Stored data
- - - -
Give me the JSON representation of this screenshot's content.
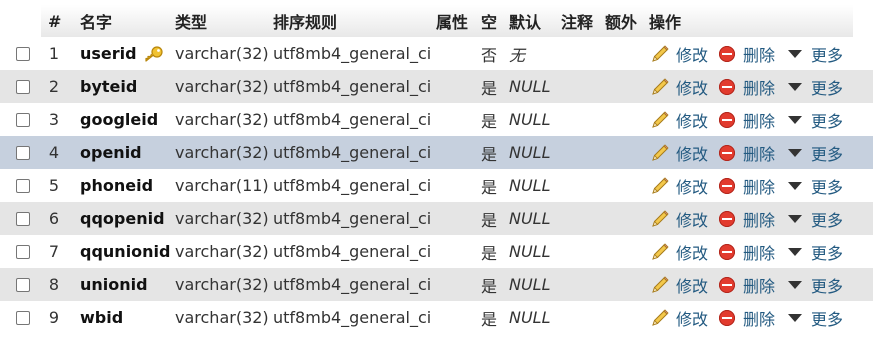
{
  "headers": {
    "num": "#",
    "name": "名字",
    "type": "类型",
    "collation": "排序规则",
    "attributes": "属性",
    "null": "空",
    "default": "默认",
    "comment": "注释",
    "extra": "额外",
    "action": "操作"
  },
  "actions": {
    "edit": "修改",
    "delete": "删除",
    "more": "更多"
  },
  "icons": {
    "key": "key-icon",
    "edit": "pencil-icon",
    "delete": "delete-icon",
    "more": "dropdown-arrow-icon"
  },
  "rows": [
    {
      "num": "1",
      "name": "userid",
      "type": "varchar(32)",
      "collation": "utf8mb4_general_ci",
      "null": "否",
      "default": "无",
      "primary_key": true
    },
    {
      "num": "2",
      "name": "byteid",
      "type": "varchar(32)",
      "collation": "utf8mb4_general_ci",
      "null": "是",
      "default": "NULL"
    },
    {
      "num": "3",
      "name": "googleid",
      "type": "varchar(32)",
      "collation": "utf8mb4_general_ci",
      "null": "是",
      "default": "NULL"
    },
    {
      "num": "4",
      "name": "openid",
      "type": "varchar(32)",
      "collation": "utf8mb4_general_ci",
      "null": "是",
      "default": "NULL",
      "highlighted": true
    },
    {
      "num": "5",
      "name": "phoneid",
      "type": "varchar(11)",
      "collation": "utf8mb4_general_ci",
      "null": "是",
      "default": "NULL"
    },
    {
      "num": "6",
      "name": "qqopenid",
      "type": "varchar(32)",
      "collation": "utf8mb4_general_ci",
      "null": "是",
      "default": "NULL"
    },
    {
      "num": "7",
      "name": "qqunionid",
      "type": "varchar(32)",
      "collation": "utf8mb4_general_ci",
      "null": "是",
      "default": "NULL"
    },
    {
      "num": "8",
      "name": "unionid",
      "type": "varchar(32)",
      "collation": "utf8mb4_general_ci",
      "null": "是",
      "default": "NULL"
    },
    {
      "num": "9",
      "name": "wbid",
      "type": "varchar(32)",
      "collation": "utf8mb4_general_ci",
      "null": "是",
      "default": "NULL"
    }
  ]
}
- - - -
Go back to the records above and write them out exactly, without the pictures.

Give me the JSON representation of this screenshot's content.
{
  "headers": {
    "num": "#",
    "name": "名字",
    "type": "类型",
    "collation": "排序规则",
    "attributes": "属性",
    "null": "空",
    "default": "默认",
    "comment": "注释",
    "extra": "额外",
    "action": "操作"
  },
  "actions": {
    "edit": "修改",
    "delete": "删除",
    "more": "更多"
  },
  "icons": {
    "key": "key-icon",
    "edit": "pencil-icon",
    "delete": "delete-icon",
    "more": "dropdown-arrow-icon"
  },
  "rows": [
    {
      "num": "1",
      "name": "userid",
      "type": "varchar(32)",
      "collation": "utf8mb4_general_ci",
      "null": "否",
      "default": "无",
      "primary_key": true
    },
    {
      "num": "2",
      "name": "byteid",
      "type": "varchar(32)",
      "collation": "utf8mb4_general_ci",
      "null": "是",
      "default": "NULL"
    },
    {
      "num": "3",
      "name": "googleid",
      "type": "varchar(32)",
      "collation": "utf8mb4_general_ci",
      "null": "是",
      "default": "NULL"
    },
    {
      "num": "4",
      "name": "openid",
      "type": "varchar(32)",
      "collation": "utf8mb4_general_ci",
      "null": "是",
      "default": "NULL",
      "highlighted": true
    },
    {
      "num": "5",
      "name": "phoneid",
      "type": "varchar(11)",
      "collation": "utf8mb4_general_ci",
      "null": "是",
      "default": "NULL"
    },
    {
      "num": "6",
      "name": "qqopenid",
      "type": "varchar(32)",
      "collation": "utf8mb4_general_ci",
      "null": "是",
      "default": "NULL"
    },
    {
      "num": "7",
      "name": "qqunionid",
      "type": "varchar(32)",
      "collation": "utf8mb4_general_ci",
      "null": "是",
      "default": "NULL"
    },
    {
      "num": "8",
      "name": "unionid",
      "type": "varchar(32)",
      "collation": "utf8mb4_general_ci",
      "null": "是",
      "default": "NULL"
    },
    {
      "num": "9",
      "name": "wbid",
      "type": "varchar(32)",
      "collation": "utf8mb4_general_ci",
      "null": "是",
      "default": "NULL"
    }
  ]
}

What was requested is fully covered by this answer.